The exercise ->
Locate the word "businesses" in the data below, then copy every line that holds it.

Data section ->
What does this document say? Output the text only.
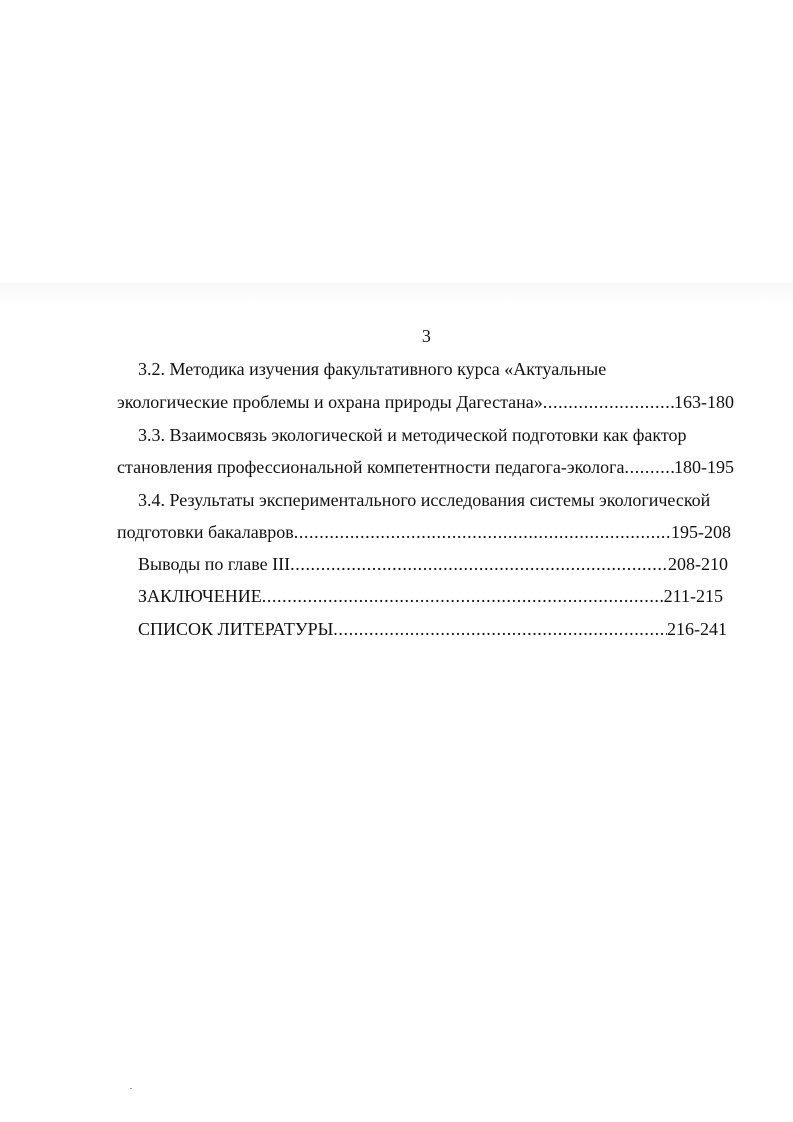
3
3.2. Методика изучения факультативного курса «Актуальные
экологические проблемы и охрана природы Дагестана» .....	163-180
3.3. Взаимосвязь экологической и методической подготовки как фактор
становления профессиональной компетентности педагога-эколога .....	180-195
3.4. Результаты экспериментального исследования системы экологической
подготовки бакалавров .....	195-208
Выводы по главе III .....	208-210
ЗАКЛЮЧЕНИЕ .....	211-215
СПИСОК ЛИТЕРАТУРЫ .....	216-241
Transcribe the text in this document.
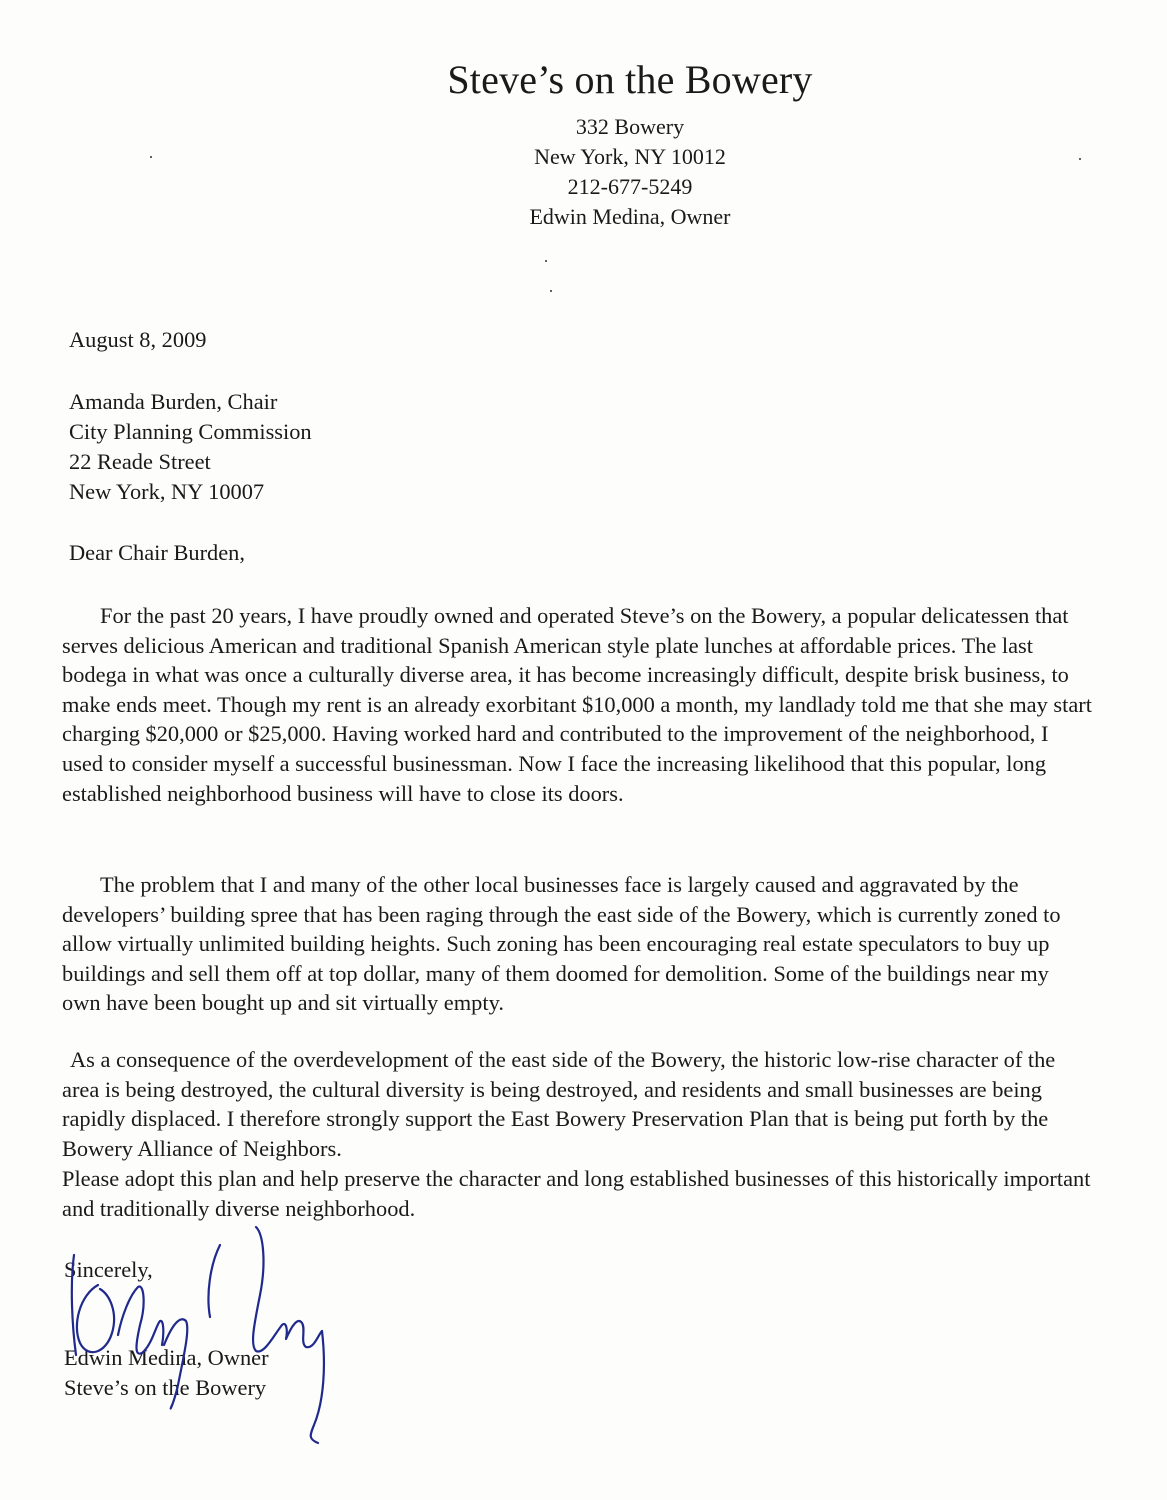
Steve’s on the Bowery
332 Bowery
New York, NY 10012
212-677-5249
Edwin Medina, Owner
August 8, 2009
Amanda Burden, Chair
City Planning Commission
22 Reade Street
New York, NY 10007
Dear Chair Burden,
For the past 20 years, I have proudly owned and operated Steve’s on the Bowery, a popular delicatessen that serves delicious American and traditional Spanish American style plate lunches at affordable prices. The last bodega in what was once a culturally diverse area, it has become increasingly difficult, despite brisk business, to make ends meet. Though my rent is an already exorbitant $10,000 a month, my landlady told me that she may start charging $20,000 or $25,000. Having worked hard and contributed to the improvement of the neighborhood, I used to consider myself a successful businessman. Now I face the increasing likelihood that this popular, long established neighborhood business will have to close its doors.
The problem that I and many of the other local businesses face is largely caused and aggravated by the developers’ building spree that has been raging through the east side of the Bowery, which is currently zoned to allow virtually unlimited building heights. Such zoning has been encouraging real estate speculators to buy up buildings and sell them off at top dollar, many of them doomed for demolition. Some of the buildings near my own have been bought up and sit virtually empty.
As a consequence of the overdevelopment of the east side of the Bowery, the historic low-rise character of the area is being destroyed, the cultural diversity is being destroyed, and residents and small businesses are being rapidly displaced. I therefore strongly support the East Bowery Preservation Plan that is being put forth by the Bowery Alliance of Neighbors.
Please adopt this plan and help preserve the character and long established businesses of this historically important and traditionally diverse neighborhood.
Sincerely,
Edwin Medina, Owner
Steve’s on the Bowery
...
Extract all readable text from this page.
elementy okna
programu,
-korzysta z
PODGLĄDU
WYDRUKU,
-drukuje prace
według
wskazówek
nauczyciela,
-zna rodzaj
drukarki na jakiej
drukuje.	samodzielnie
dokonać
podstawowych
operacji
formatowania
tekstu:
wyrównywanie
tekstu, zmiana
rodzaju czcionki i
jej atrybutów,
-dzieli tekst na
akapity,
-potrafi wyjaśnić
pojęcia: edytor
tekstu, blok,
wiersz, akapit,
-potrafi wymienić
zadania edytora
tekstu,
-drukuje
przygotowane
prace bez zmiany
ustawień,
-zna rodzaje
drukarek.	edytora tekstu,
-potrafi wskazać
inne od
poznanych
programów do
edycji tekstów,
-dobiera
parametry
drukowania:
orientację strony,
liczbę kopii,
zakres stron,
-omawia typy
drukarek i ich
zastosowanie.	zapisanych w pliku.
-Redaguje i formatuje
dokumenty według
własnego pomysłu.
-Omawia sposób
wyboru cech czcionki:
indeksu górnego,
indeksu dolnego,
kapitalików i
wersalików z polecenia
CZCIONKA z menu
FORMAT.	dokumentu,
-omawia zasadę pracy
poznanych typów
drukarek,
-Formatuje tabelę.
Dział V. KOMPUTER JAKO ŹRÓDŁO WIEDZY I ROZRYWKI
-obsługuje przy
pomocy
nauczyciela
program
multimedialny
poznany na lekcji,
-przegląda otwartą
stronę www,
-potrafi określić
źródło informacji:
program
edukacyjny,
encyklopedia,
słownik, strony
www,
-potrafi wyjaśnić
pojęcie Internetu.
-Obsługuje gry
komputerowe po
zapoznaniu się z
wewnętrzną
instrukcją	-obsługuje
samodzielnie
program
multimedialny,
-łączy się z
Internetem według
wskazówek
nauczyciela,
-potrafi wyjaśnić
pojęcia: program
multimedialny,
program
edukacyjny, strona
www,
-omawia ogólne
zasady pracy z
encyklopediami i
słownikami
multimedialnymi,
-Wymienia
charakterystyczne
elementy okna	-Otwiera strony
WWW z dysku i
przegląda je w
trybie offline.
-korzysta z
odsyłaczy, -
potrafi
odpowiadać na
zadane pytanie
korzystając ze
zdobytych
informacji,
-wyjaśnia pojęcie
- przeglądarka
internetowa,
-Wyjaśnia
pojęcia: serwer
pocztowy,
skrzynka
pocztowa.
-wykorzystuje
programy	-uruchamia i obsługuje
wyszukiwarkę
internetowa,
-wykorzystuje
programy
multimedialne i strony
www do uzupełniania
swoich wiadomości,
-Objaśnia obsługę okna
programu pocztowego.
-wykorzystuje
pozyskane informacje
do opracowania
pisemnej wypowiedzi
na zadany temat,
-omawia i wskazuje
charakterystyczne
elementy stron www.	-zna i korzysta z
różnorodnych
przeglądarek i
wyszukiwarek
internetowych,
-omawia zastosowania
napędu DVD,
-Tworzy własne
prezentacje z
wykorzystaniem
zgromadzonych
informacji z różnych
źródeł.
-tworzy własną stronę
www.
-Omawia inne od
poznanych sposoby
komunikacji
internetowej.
==
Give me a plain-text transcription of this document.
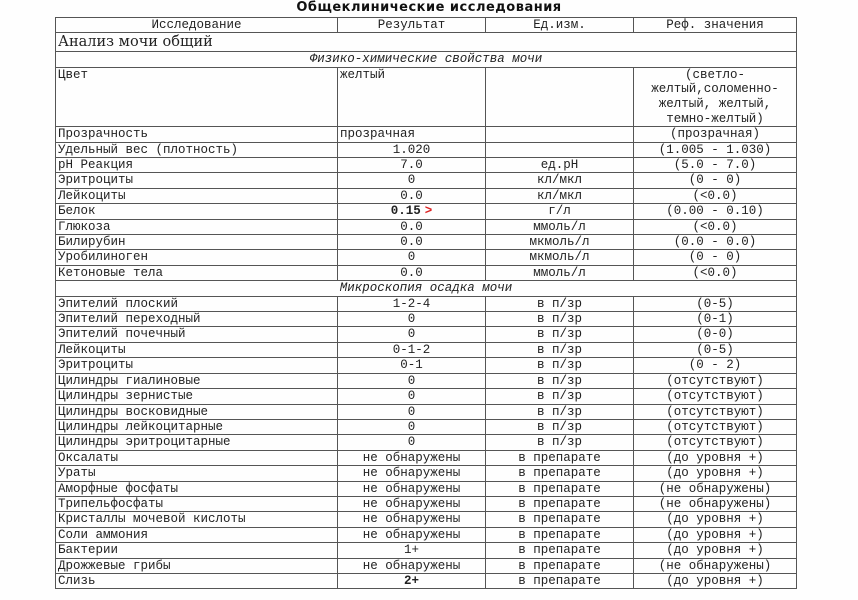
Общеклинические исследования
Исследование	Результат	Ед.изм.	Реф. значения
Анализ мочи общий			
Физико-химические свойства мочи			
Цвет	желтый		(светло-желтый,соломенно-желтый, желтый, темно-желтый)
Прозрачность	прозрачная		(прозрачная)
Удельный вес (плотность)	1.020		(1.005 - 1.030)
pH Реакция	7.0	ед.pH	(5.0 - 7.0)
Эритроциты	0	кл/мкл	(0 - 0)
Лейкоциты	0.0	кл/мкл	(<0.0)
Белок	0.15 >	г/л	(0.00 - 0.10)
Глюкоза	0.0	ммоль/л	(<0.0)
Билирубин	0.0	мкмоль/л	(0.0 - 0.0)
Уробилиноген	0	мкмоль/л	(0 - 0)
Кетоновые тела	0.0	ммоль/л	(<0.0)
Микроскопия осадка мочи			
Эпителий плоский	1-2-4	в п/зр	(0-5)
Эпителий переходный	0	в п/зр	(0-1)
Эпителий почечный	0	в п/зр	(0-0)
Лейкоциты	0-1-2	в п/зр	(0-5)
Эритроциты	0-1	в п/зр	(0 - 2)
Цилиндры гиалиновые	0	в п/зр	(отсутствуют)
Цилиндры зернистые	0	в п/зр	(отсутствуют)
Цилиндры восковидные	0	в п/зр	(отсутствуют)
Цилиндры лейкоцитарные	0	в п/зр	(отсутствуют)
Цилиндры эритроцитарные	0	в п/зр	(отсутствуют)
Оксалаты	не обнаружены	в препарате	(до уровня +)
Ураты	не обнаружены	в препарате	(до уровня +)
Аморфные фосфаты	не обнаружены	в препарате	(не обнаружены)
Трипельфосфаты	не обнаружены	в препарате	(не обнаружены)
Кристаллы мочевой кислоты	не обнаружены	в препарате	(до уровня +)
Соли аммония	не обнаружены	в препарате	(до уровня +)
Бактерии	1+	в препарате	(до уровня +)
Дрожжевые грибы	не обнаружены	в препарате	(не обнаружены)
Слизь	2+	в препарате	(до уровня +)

Answer below ->
The problem that I and many of the other local businesses face is largely caused and aggravated by the developers’ building spree that has been raging through the east side of the Bowery, which is currently zoned to allow virtually unlimited building heights. Such zoning has been encouraging real estate speculators to buy up buildings and sell them off at top dollar, many of them doomed for demolition. Some of the buildings near my own have been bought up and sit virtually empty.
As a consequence of the overdevelopment of the east side of the Bowery, the historic low-rise character of the area is being destroyed, the cultural diversity is being destroyed, and residents and small businesses are being rapidly displaced. I therefore strongly support the East Bowery Preservation Plan that is being put forth by the Bowery Alliance of Neighbors.
Please adopt this plan and help preserve the character and long established businesses of this historically important and traditionally diverse neighborhood.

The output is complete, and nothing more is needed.